- [Short exercise] From the entries that follow, gather each line holding the word "loss".

## Start Records supplied

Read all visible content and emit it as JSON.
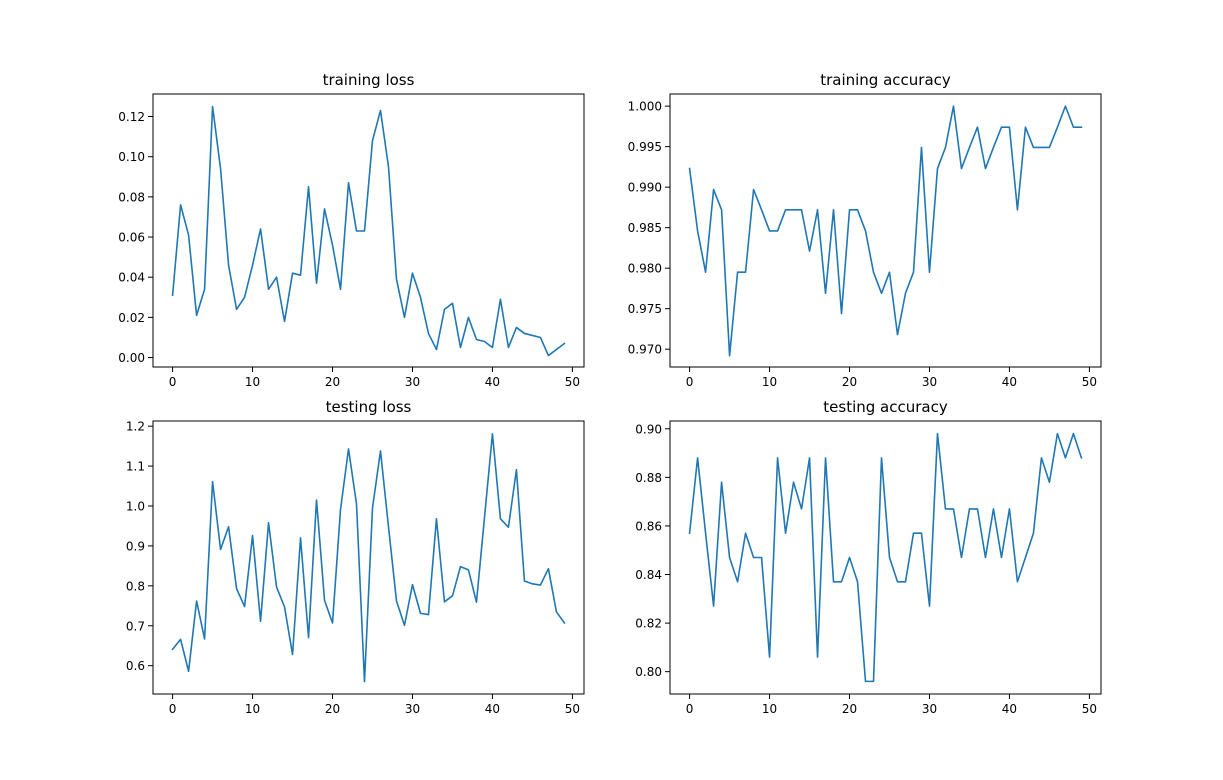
{
  "figure": {
    "background": "#ffffff",
    "line_color": "#1f77b4"
  },
  "chart_data": [
    {
      "type": "line",
      "title": "training loss",
      "xlabel": "",
      "ylabel": "",
      "xlim": [
        -2.45,
        51.45
      ],
      "ylim": [
        -0.0047,
        0.1312
      ],
      "xticks": [
        0,
        10,
        20,
        30,
        40,
        50
      ],
      "xtick_labels": [
        "0",
        "10",
        "20",
        "30",
        "40",
        "50"
      ],
      "yticks": [
        0.0,
        0.02,
        0.04,
        0.06,
        0.08,
        0.1,
        0.12
      ],
      "ytick_labels": [
        "0.00",
        "0.02",
        "0.04",
        "0.06",
        "0.08",
        "0.10",
        "0.12"
      ],
      "grid": false,
      "series": [
        {
          "x": [
            0,
            1,
            2,
            3,
            4,
            5,
            6,
            7,
            8,
            9,
            10,
            11,
            12,
            13,
            14,
            15,
            16,
            17,
            18,
            19,
            20,
            21,
            22,
            23,
            24,
            25,
            26,
            27,
            28,
            29,
            30,
            31,
            32,
            33,
            34,
            35,
            36,
            37,
            38,
            39,
            40,
            41,
            42,
            43,
            44,
            45,
            46,
            47,
            48,
            49
          ],
          "y": [
            0.031,
            0.076,
            0.061,
            0.021,
            0.034,
            0.125,
            0.094,
            0.046,
            0.024,
            0.03,
            0.046,
            0.064,
            0.034,
            0.04,
            0.018,
            0.042,
            0.041,
            0.085,
            0.037,
            0.074,
            0.056,
            0.034,
            0.087,
            0.063,
            0.063,
            0.108,
            0.123,
            0.095,
            0.039,
            0.02,
            0.042,
            0.03,
            0.012,
            0.004,
            0.024,
            0.027,
            0.005,
            0.02,
            0.009,
            0.008,
            0.005,
            0.029,
            0.005,
            0.015,
            0.012,
            0.011,
            0.01,
            0.001,
            0.004,
            0.007
          ]
        }
      ]
    },
    {
      "type": "line",
      "title": "training accuracy",
      "xlabel": "",
      "ylabel": "",
      "xlim": [
        -2.45,
        51.45
      ],
      "ylim": [
        0.9678,
        1.0015
      ],
      "xticks": [
        0,
        10,
        20,
        30,
        40,
        50
      ],
      "xtick_labels": [
        "0",
        "10",
        "20",
        "30",
        "40",
        "50"
      ],
      "yticks": [
        0.97,
        0.975,
        0.98,
        0.985,
        0.99,
        0.995,
        1.0
      ],
      "ytick_labels": [
        "0.970",
        "0.975",
        "0.980",
        "0.985",
        "0.990",
        "0.995",
        "1.000"
      ],
      "grid": false,
      "series": [
        {
          "x": [
            0,
            1,
            2,
            3,
            4,
            5,
            6,
            7,
            8,
            9,
            10,
            11,
            12,
            13,
            14,
            15,
            16,
            17,
            18,
            19,
            20,
            21,
            22,
            23,
            24,
            25,
            26,
            27,
            28,
            29,
            30,
            31,
            32,
            33,
            34,
            35,
            36,
            37,
            38,
            39,
            40,
            41,
            42,
            43,
            44,
            45,
            46,
            47,
            48,
            49
          ],
          "y": [
            0.9923,
            0.9846,
            0.9795,
            0.9897,
            0.9872,
            0.9692,
            0.9795,
            0.9795,
            0.9897,
            0.9872,
            0.9846,
            0.9846,
            0.9872,
            0.9872,
            0.9872,
            0.9821,
            0.9872,
            0.9769,
            0.9872,
            0.9744,
            0.9872,
            0.9872,
            0.9846,
            0.9795,
            0.9769,
            0.9795,
            0.9718,
            0.9769,
            0.9795,
            0.9949,
            0.9795,
            0.9923,
            0.9949,
            1.0,
            0.9923,
            0.9949,
            0.9974,
            0.9923,
            0.9949,
            0.9974,
            0.9974,
            0.9872,
            0.9974,
            0.9949,
            0.9949,
            0.9949,
            0.9974,
            1.0,
            0.9974,
            0.9974
          ]
        }
      ]
    },
    {
      "type": "line",
      "title": "testing loss",
      "xlabel": "",
      "ylabel": "",
      "xlim": [
        -2.45,
        51.45
      ],
      "ylim": [
        0.529,
        1.213
      ],
      "xticks": [
        0,
        10,
        20,
        30,
        40,
        50
      ],
      "xtick_labels": [
        "0",
        "10",
        "20",
        "30",
        "40",
        "50"
      ],
      "yticks": [
        0.6,
        0.7,
        0.8,
        0.9,
        1.0,
        1.1,
        1.2
      ],
      "ytick_labels": [
        "0.6",
        "0.7",
        "0.8",
        "0.9",
        "1.0",
        "1.1",
        "1.2"
      ],
      "grid": false,
      "series": [
        {
          "x": [
            0,
            1,
            2,
            3,
            4,
            5,
            6,
            7,
            8,
            9,
            10,
            11,
            12,
            13,
            14,
            15,
            16,
            17,
            18,
            19,
            20,
            21,
            22,
            23,
            24,
            25,
            26,
            27,
            28,
            29,
            30,
            31,
            32,
            33,
            34,
            35,
            36,
            37,
            38,
            39,
            40,
            41,
            42,
            43,
            44,
            45,
            46,
            47,
            48,
            49
          ],
          "y": [
            0.641,
            0.666,
            0.586,
            0.762,
            0.667,
            1.061,
            0.891,
            0.948,
            0.793,
            0.748,
            0.926,
            0.711,
            0.958,
            0.797,
            0.747,
            0.628,
            0.92,
            0.67,
            1.015,
            0.764,
            0.707,
            0.991,
            1.143,
            1.005,
            0.56,
            0.995,
            1.138,
            0.948,
            0.762,
            0.701,
            0.803,
            0.731,
            0.728,
            0.968,
            0.76,
            0.775,
            0.848,
            0.84,
            0.759,
            0.97,
            1.181,
            0.968,
            0.947,
            1.091,
            0.812,
            0.805,
            0.802,
            0.843,
            0.735,
            0.707
          ]
        }
      ]
    },
    {
      "type": "line",
      "title": "testing accuracy",
      "xlabel": "",
      "ylabel": "",
      "xlim": [
        -2.45,
        51.45
      ],
      "ylim": [
        0.7908,
        0.9032
      ],
      "xticks": [
        0,
        10,
        20,
        30,
        40,
        50
      ],
      "xtick_labels": [
        "0",
        "10",
        "20",
        "30",
        "40",
        "50"
      ],
      "yticks": [
        0.8,
        0.82,
        0.84,
        0.86,
        0.88,
        0.9
      ],
      "ytick_labels": [
        "0.80",
        "0.82",
        "0.84",
        "0.86",
        "0.88",
        "0.90"
      ],
      "grid": false,
      "series": [
        {
          "x": [
            0,
            1,
            2,
            3,
            4,
            5,
            6,
            7,
            8,
            9,
            10,
            11,
            12,
            13,
            14,
            15,
            16,
            17,
            18,
            19,
            20,
            21,
            22,
            23,
            24,
            25,
            26,
            27,
            28,
            29,
            30,
            31,
            32,
            33,
            34,
            35,
            36,
            37,
            38,
            39,
            40,
            41,
            42,
            43,
            44,
            45,
            46,
            47,
            48,
            49
          ],
          "y": [
            0.857,
            0.888,
            0.857,
            0.827,
            0.878,
            0.847,
            0.837,
            0.857,
            0.847,
            0.847,
            0.806,
            0.888,
            0.857,
            0.878,
            0.867,
            0.888,
            0.806,
            0.888,
            0.837,
            0.837,
            0.847,
            0.837,
            0.796,
            0.796,
            0.888,
            0.847,
            0.837,
            0.837,
            0.857,
            0.857,
            0.827,
            0.898,
            0.867,
            0.867,
            0.847,
            0.867,
            0.867,
            0.847,
            0.867,
            0.847,
            0.867,
            0.837,
            0.847,
            0.857,
            0.888,
            0.878,
            0.898,
            0.888,
            0.898,
            0.888
          ]
        }
      ]
    }
  ]
}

## End Records supplied

- [Task response]
      "title": "training loss",
      "title": "testing loss",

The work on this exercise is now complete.